**Dataset rows:**
..........
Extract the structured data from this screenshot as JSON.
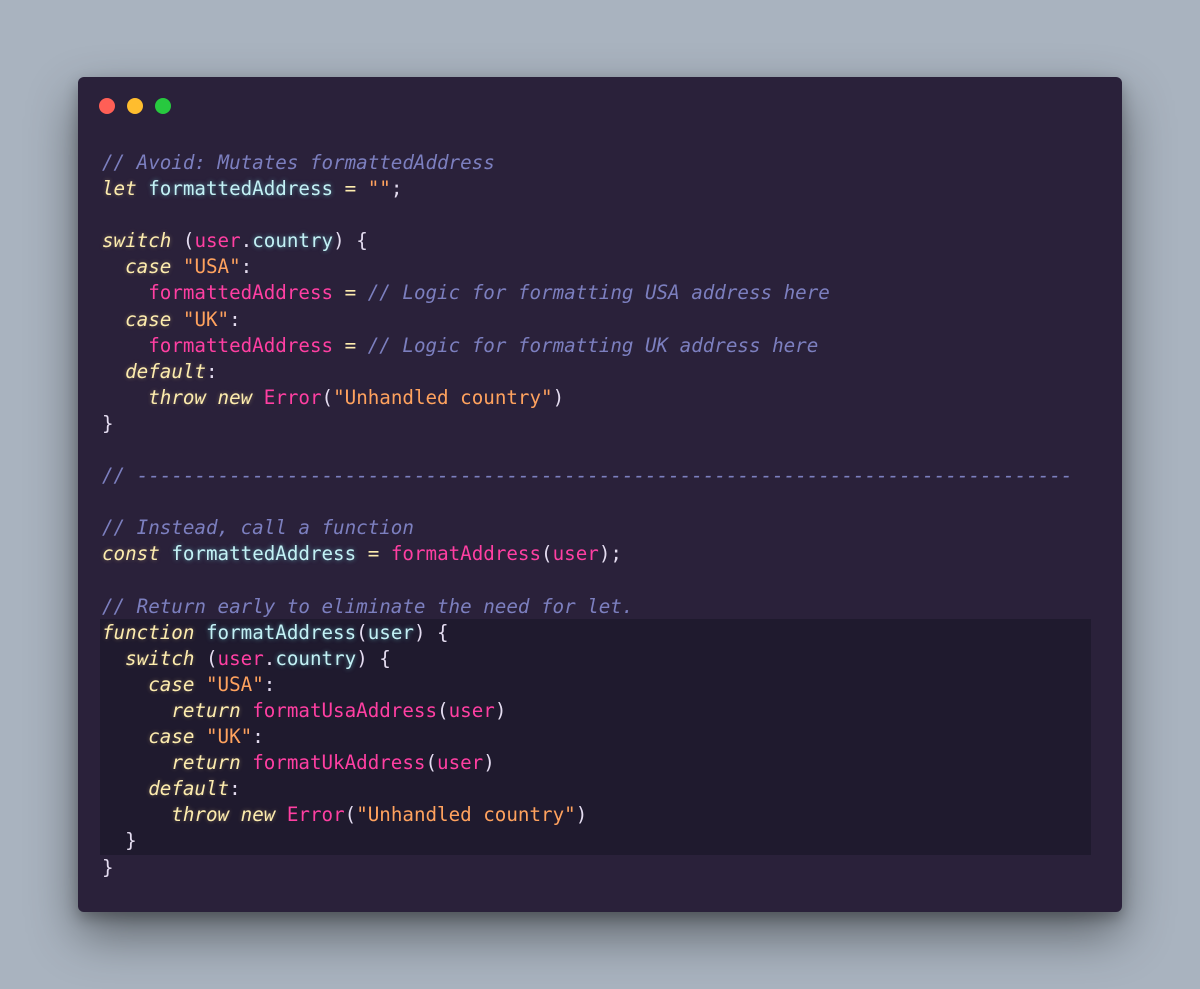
{
  "window": {
    "controls": [
      "close",
      "minimize",
      "maximize"
    ],
    "colors": {
      "background": "#2a213a",
      "page_background": "#a9b3bf",
      "close": "#ff5f56",
      "minimize": "#ffbd2e",
      "maximize": "#27c93f",
      "highlight": "#1f1a2e"
    }
  },
  "code": {
    "language": "javascript",
    "highlighted_lines": [
      19,
      20,
      21,
      22,
      23,
      24,
      25,
      26,
      27,
      28
    ],
    "lines": [
      [
        {
          "t": "comment",
          "v": "// Avoid: Mutates formattedAddress"
        }
      ],
      [
        {
          "t": "keyword",
          "v": "let"
        },
        {
          "t": "plain",
          "v": " "
        },
        {
          "t": "ident",
          "v": "formattedAddress"
        },
        {
          "t": "plain",
          "v": " "
        },
        {
          "t": "op",
          "v": "="
        },
        {
          "t": "plain",
          "v": " "
        },
        {
          "t": "string",
          "v": "\"\""
        },
        {
          "t": "punct",
          "v": ";"
        }
      ],
      [],
      [
        {
          "t": "keyword",
          "v": "switch"
        },
        {
          "t": "plain",
          "v": " "
        },
        {
          "t": "punct",
          "v": "("
        },
        {
          "t": "var",
          "v": "user"
        },
        {
          "t": "punct",
          "v": "."
        },
        {
          "t": "prop",
          "v": "country"
        },
        {
          "t": "punct",
          "v": ") {"
        }
      ],
      [
        {
          "t": "plain",
          "v": "  "
        },
        {
          "t": "keyword",
          "v": "case"
        },
        {
          "t": "plain",
          "v": " "
        },
        {
          "t": "string",
          "v": "\"USA\""
        },
        {
          "t": "punct",
          "v": ":"
        }
      ],
      [
        {
          "t": "plain",
          "v": "    "
        },
        {
          "t": "assigned",
          "v": "formattedAddress"
        },
        {
          "t": "plain",
          "v": " "
        },
        {
          "t": "op",
          "v": "="
        },
        {
          "t": "plain",
          "v": " "
        },
        {
          "t": "comment",
          "v": "// Logic for formatting USA address here"
        }
      ],
      [
        {
          "t": "plain",
          "v": "  "
        },
        {
          "t": "keyword",
          "v": "case"
        },
        {
          "t": "plain",
          "v": " "
        },
        {
          "t": "string",
          "v": "\"UK\""
        },
        {
          "t": "punct",
          "v": ":"
        }
      ],
      [
        {
          "t": "plain",
          "v": "    "
        },
        {
          "t": "assigned",
          "v": "formattedAddress"
        },
        {
          "t": "plain",
          "v": " "
        },
        {
          "t": "op",
          "v": "="
        },
        {
          "t": "plain",
          "v": " "
        },
        {
          "t": "comment",
          "v": "// Logic for formatting UK address here"
        }
      ],
      [
        {
          "t": "plain",
          "v": "  "
        },
        {
          "t": "keyword",
          "v": "default"
        },
        {
          "t": "punct",
          "v": ":"
        }
      ],
      [
        {
          "t": "plain",
          "v": "    "
        },
        {
          "t": "keyword",
          "v": "throw"
        },
        {
          "t": "plain",
          "v": " "
        },
        {
          "t": "keyword",
          "v": "new"
        },
        {
          "t": "plain",
          "v": " "
        },
        {
          "t": "class",
          "v": "Error"
        },
        {
          "t": "punct",
          "v": "("
        },
        {
          "t": "string",
          "v": "\"Unhandled country\""
        },
        {
          "t": "punct",
          "v": ")"
        }
      ],
      [
        {
          "t": "punct",
          "v": "}"
        }
      ],
      [],
      [
        {
          "t": "comment",
          "v": "// ---------------------------------------------------------------------------------"
        }
      ],
      [],
      [
        {
          "t": "comment",
          "v": "// Instead, call a function"
        }
      ],
      [
        {
          "t": "keyword",
          "v": "const"
        },
        {
          "t": "plain",
          "v": " "
        },
        {
          "t": "ident",
          "v": "formattedAddress"
        },
        {
          "t": "plain",
          "v": " "
        },
        {
          "t": "op",
          "v": "="
        },
        {
          "t": "plain",
          "v": " "
        },
        {
          "t": "call",
          "v": "formatAddress"
        },
        {
          "t": "punct",
          "v": "("
        },
        {
          "t": "var",
          "v": "user"
        },
        {
          "t": "punct",
          "v": ");"
        }
      ],
      [],
      [
        {
          "t": "comment",
          "v": "// Return early to eliminate the need for let."
        }
      ],
      [
        {
          "t": "keyword",
          "v": "function"
        },
        {
          "t": "plain",
          "v": " "
        },
        {
          "t": "ident",
          "v": "formatAddress"
        },
        {
          "t": "punct",
          "v": "("
        },
        {
          "t": "ident",
          "v": "user"
        },
        {
          "t": "punct",
          "v": ") {"
        }
      ],
      [
        {
          "t": "plain",
          "v": "  "
        },
        {
          "t": "keyword",
          "v": "switch"
        },
        {
          "t": "plain",
          "v": " "
        },
        {
          "t": "punct",
          "v": "("
        },
        {
          "t": "var",
          "v": "user"
        },
        {
          "t": "punct",
          "v": "."
        },
        {
          "t": "prop",
          "v": "country"
        },
        {
          "t": "punct",
          "v": ") {"
        }
      ],
      [
        {
          "t": "plain",
          "v": "    "
        },
        {
          "t": "keyword",
          "v": "case"
        },
        {
          "t": "plain",
          "v": " "
        },
        {
          "t": "string",
          "v": "\"USA\""
        },
        {
          "t": "punct",
          "v": ":"
        }
      ],
      [
        {
          "t": "plain",
          "v": "      "
        },
        {
          "t": "keyword",
          "v": "return"
        },
        {
          "t": "plain",
          "v": " "
        },
        {
          "t": "call",
          "v": "formatUsaAddress"
        },
        {
          "t": "punct",
          "v": "("
        },
        {
          "t": "var",
          "v": "user"
        },
        {
          "t": "punct",
          "v": ")"
        }
      ],
      [
        {
          "t": "plain",
          "v": "    "
        },
        {
          "t": "keyword",
          "v": "case"
        },
        {
          "t": "plain",
          "v": " "
        },
        {
          "t": "string",
          "v": "\"UK\""
        },
        {
          "t": "punct",
          "v": ":"
        }
      ],
      [
        {
          "t": "plain",
          "v": "      "
        },
        {
          "t": "keyword",
          "v": "return"
        },
        {
          "t": "plain",
          "v": " "
        },
        {
          "t": "call",
          "v": "formatUkAddress"
        },
        {
          "t": "punct",
          "v": "("
        },
        {
          "t": "var",
          "v": "user"
        },
        {
          "t": "punct",
          "v": ")"
        }
      ],
      [
        {
          "t": "plain",
          "v": "    "
        },
        {
          "t": "keyword",
          "v": "default"
        },
        {
          "t": "punct",
          "v": ":"
        }
      ],
      [
        {
          "t": "plain",
          "v": "      "
        },
        {
          "t": "keyword",
          "v": "throw"
        },
        {
          "t": "plain",
          "v": " "
        },
        {
          "t": "keyword",
          "v": "new"
        },
        {
          "t": "plain",
          "v": " "
        },
        {
          "t": "class",
          "v": "Error"
        },
        {
          "t": "punct",
          "v": "("
        },
        {
          "t": "string",
          "v": "\"Unhandled country\""
        },
        {
          "t": "punct",
          "v": ")"
        }
      ],
      [
        {
          "t": "plain",
          "v": "  "
        },
        {
          "t": "punct",
          "v": "}"
        }
      ],
      [
        {
          "t": "punct",
          "v": "}"
        }
      ]
    ]
  }
}
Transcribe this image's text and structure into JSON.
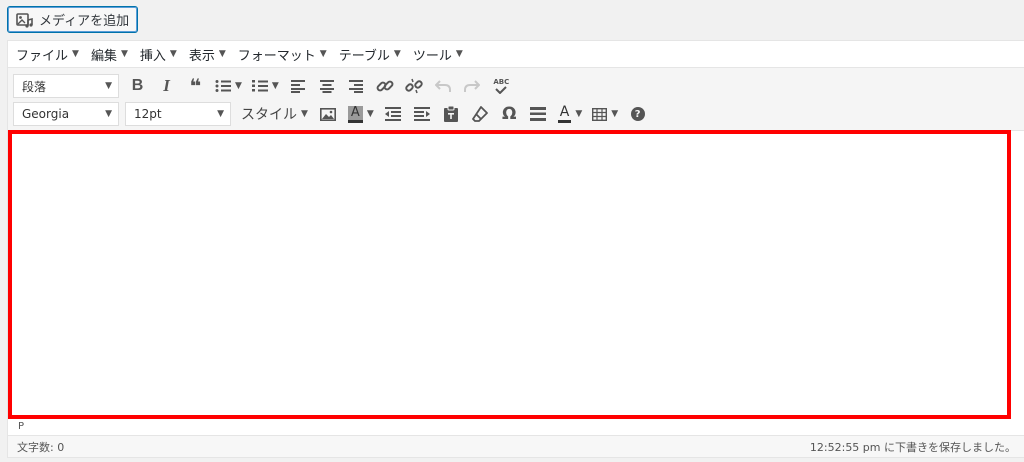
..........
Reproduce every entry word for word, but omit the pictures.

**Final result:**
Extract the structured data from this screenshot as JSON.
{
  "window": {
    "controls": [
      "close",
      "minimize",
      "maximize"
    ],
    "colors": {
      "background": "#2a213a",
      "page_background": "#a9b3bf",
      "close": "#ff5f56",
      "minimize": "#ffbd2e",
      "maximize": "#27c93f",
      "highlight": "#1f1a2e"
    }
  },
  "code": {
    "language": "javascript",
    "highlighted_lines": [
      19,
      20,
      21,
      22,
      23,
      24,
      25,
      26,
      27,
      28
    ],
    "lines": [
      [
        {
          "t": "comment",
          "v": "// Avoid: Mutates formattedAddress"
        }
      ],
      [
        {
          "t": "keyword",
          "v": "let"
        },
        {
          "t": "plain",
          "v": " "
        },
        {
          "t": "ident",
          "v": "formattedAddress"
        },
        {
          "t": "plain",
          "v": " "
        },
        {
          "t": "op",
          "v": "="
        },
        {
          "t": "plain",
          "v": " "
        },
        {
          "t": "string",
          "v": "\"\""
        },
        {
          "t": "punct",
          "v": ";"
        }
      ],
      [],
      [
        {
          "t": "keyword",
          "v": "switch"
        },
        {
          "t": "plain",
          "v": " "
        },
        {
          "t": "punct",
          "v": "("
        },
        {
          "t": "var",
          "v": "user"
        },
        {
          "t": "punct",
          "v": "."
        },
        {
          "t": "prop",
          "v": "country"
        },
        {
          "t": "punct",
          "v": ") {"
        }
      ],
      [
        {
          "t": "plain",
          "v": "  "
        },
        {
          "t": "keyword",
          "v": "case"
        },
        {
          "t": "plain",
          "v": " "
        },
        {
          "t": "string",
          "v": "\"USA\""
        },
        {
          "t": "punct",
          "v": ":"
        }
      ],
      [
        {
          "t": "plain",
          "v": "    "
        },
        {
          "t": "assigned",
          "v": "formattedAddress"
        },
        {
          "t": "plain",
          "v": " "
        },
        {
          "t": "op",
          "v": "="
        },
        {
          "t": "plain",
          "v": " "
        },
        {
          "t": "comment",
          "v": "// Logic for formatting USA address here"
        }
      ],
      [
        {
          "t": "plain",
          "v": "  "
        },
        {
          "t": "keyword",
          "v": "case"
        },
        {
          "t": "plain",
          "v": " "
        },
        {
          "t": "string",
          "v": "\"UK\""
        },
        {
          "t": "punct",
          "v": ":"
        }
      ],
      [
        {
          "t": "plain",
          "v": "    "
        },
        {
          "t": "assigned",
          "v": "formattedAddress"
        },
        {
          "t": "plain",
          "v": " "
        },
        {
          "t": "op",
          "v": "="
        },
        {
          "t": "plain",
          "v": " "
        },
        {
          "t": "comment",
          "v": "// Logic for formatting UK address here"
        }
      ],
      [
        {
          "t": "plain",
          "v": "  "
        },
        {
          "t": "keyword",
          "v": "default"
        },
        {
          "t": "punct",
          "v": ":"
        }
      ],
      [
        {
          "t": "plain",
          "v": "    "
        },
        {
          "t": "keyword",
          "v": "throw"
        },
        {
          "t": "plain",
          "v": " "
        },
        {
          "t": "keyword",
          "v": "new"
        },
        {
          "t": "plain",
          "v": " "
        },
        {
          "t": "class",
          "v": "Error"
        },
        {
          "t": "punct",
          "v": "("
        },
        {
          "t": "string",
          "v": "\"Unhandled country\""
        },
        {
          "t": "punct",
          "v": ")"
        }
      ],
      [
        {
          "t": "punct",
          "v": "}"
        }
      ],
      [],
      [
        {
          "t": "comment",
          "v": "// ---------------------------------------------------------------------------------"
        }
      ],
      [],
      [
        {
          "t": "comment",
          "v": "// Instead, call a function"
        }
      ],
      [
        {
          "t": "keyword",
          "v": "const"
        },
        {
          "t": "plain",
          "v": " "
        },
        {
          "t": "ident",
          "v": "formattedAddress"
        },
        {
          "t": "plain",
          "v": " "
        },
        {
          "t": "op",
          "v": "="
        },
        {
          "t": "plain",
          "v": " "
        },
        {
          "t": "call",
          "v": "formatAddress"
        },
        {
          "t": "punct",
          "v": "("
        },
        {
          "t": "var",
          "v": "user"
        },
        {
          "t": "punct",
          "v": ");"
        }
      ],
      [],
      [
        {
          "t": "comment",
          "v": "// Return early to eliminate the need for let."
        }
      ],
      [
        {
          "t": "keyword",
          "v": "function"
        },
        {
          "t": "plain",
          "v": " "
        },
        {
          "t": "ident",
          "v": "formatAddress"
        },
        {
          "t": "punct",
          "v": "("
        },
        {
          "t": "ident",
          "v": "user"
        },
        {
          "t": "punct",
          "v": ") {"
        }
      ],
      [
        {
          "t": "plain",
          "v": "  "
        },
        {
          "t": "keyword",
          "v": "switch"
        },
        {
          "t": "plain",
          "v": " "
        },
        {
          "t": "punct",
          "v": "("
        },
        {
          "t": "var",
          "v": "user"
        },
        {
          "t": "punct",
          "v": "."
        },
        {
          "t": "prop",
          "v": "country"
        },
        {
          "t": "punct",
          "v": ") {"
        }
      ],
      [
        {
          "t": "plain",
          "v": "    "
        },
        {
          "t": "keyword",
          "v": "case"
        },
        {
          "t": "plain",
          "v": " "
        },
        {
          "t": "string",
          "v": "\"USA\""
        },
        {
          "t": "punct",
          "v": ":"
        }
      ],
      [
        {
          "t": "plain",
          "v": "      "
        },
        {
          "t": "keyword",
          "v": "return"
        },
        {
          "t": "plain",
          "v": " "
        },
        {
          "t": "call",
          "v": "formatUsaAddress"
        },
        {
          "t": "punct",
          "v": "("
        },
        {
          "t": "var",
          "v": "user"
        },
        {
          "t": "punct",
          "v": ")"
        }
      ],
      [
        {
          "t": "plain",
          "v": "    "
        },
        {
          "t": "keyword",
          "v": "case"
        },
        {
          "t": "plain",
          "v": " "
        },
        {
          "t": "string",
          "v": "\"UK\""
        },
        {
          "t": "punct",
          "v": ":"
        }
      ],
      [
        {
          "t": "plain",
          "v": "      "
        },
        {
          "t": "keyword",
          "v": "return"
        },
        {
          "t": "plain",
          "v": " "
        },
        {
          "t": "call",
          "v": "formatUkAddress"
        },
        {
          "t": "punct",
          "v": "("
        },
        {
          "t": "var",
          "v": "user"
        },
        {
          "t": "punct",
          "v": ")"
        }
      ],
      [
        {
          "t": "plain",
          "v": "    "
        },
        {
          "t": "keyword",
          "v": "default"
        },
        {
          "t": "punct",
          "v": ":"
        }
      ],
      [
        {
          "t": "plain",
          "v": "      "
        },
        {
          "t": "keyword",
          "v": "throw"
        },
        {
          "t": "plain",
          "v": " "
        },
        {
          "t": "keyword",
          "v": "new"
        },
        {
          "t": "plain",
          "v": " "
        },
        {
          "t": "class",
          "v": "Error"
        },
        {
          "t": "punct",
          "v": "("
        },
        {
          "t": "string",
          "v": "\"Unhandled country\""
        },
        {
          "t": "punct",
          "v": ")"
        }
      ],
      [
        {
          "t": "plain",
          "v": "  "
        },
        {
          "t": "punct",
          "v": "}"
        }
      ],
      [
        {
          "t": "punct",
          "v": "}"
        }
      ]
    ]
  }
}
Transcribe this image's text and structure into JSON.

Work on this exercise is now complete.